### Recorded data
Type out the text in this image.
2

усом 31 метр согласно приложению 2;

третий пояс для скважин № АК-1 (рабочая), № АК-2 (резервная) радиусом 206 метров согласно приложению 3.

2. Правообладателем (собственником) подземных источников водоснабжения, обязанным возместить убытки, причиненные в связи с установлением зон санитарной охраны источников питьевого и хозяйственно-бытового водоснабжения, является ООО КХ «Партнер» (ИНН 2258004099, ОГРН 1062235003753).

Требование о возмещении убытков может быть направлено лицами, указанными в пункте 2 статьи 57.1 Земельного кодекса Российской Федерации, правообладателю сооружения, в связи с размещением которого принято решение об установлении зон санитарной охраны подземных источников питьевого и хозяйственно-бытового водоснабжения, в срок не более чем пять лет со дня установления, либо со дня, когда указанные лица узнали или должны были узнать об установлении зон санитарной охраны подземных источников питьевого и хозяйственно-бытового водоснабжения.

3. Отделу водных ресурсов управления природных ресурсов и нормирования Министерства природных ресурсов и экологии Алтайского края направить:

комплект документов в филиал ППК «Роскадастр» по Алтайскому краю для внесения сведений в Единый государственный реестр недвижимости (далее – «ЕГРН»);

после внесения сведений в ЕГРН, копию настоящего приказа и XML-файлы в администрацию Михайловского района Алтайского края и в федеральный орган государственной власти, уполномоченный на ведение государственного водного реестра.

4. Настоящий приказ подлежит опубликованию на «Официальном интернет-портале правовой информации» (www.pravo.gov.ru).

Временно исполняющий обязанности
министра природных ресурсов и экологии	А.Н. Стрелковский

### Written request
Make an exact copy of every entry.

### Answer to this problem
Type out the text in this image.
2

усом 31 метр согласно приложению 2;

третий пояс для скважин № АК-1 (рабочая), № АК-2 (резервная) радиусом 206 метров согласно приложению 3.

2. Правообладателем (собственником) подземных источников водоснабжения, обязанным возместить убытки, причиненные в связи с установлением зон санитарной охраны источников питьевого и хозяйственно-бытового водоснабжения, является ООО КХ «Партнер» (ИНН 2258004099, ОГРН 1062235003753).

Требование о возмещении убытков может быть направлено лицами, указанными в пункте 2 статьи 57.1 Земельного кодекса Российской Федерации, правообладателю сооружения, в связи с размещением которого принято решение об установлении зон санитарной охраны подземных источников питьевого и хозяйственно-бытового водоснабжения, в срок не более чем пять лет со дня установления, либо со дня, когда указанные лица узнали или должны были узнать об установлении зон санитарной охраны подземных источников питьевого и хозяйственно-бытового водоснабжения.

3. Отделу водных ресурсов управления природных ресурсов и нормирования Министерства природных ресурсов и экологии Алтайского края направить:

комплект документов в филиал ППК «Роскадастр» по Алтайскому краю для внесения сведений в Единый государственный реестр недвижимости (далее – «ЕГРН»);

после внесения сведений в ЕГРН, копию настоящего приказа и XML-файлы в администрацию Михайловского района Алтайского края и в федеральный орган государственной власти, уполномоченный на ведение государственного водного реестра.

4. Настоящий приказ подлежит опубликованию на «Официальном интернет-портале правовой информации» (www.pravo.gov.ru).

Временно исполняющий обязанности
министра природных ресурсов и экологии	А.Н. Стрелковский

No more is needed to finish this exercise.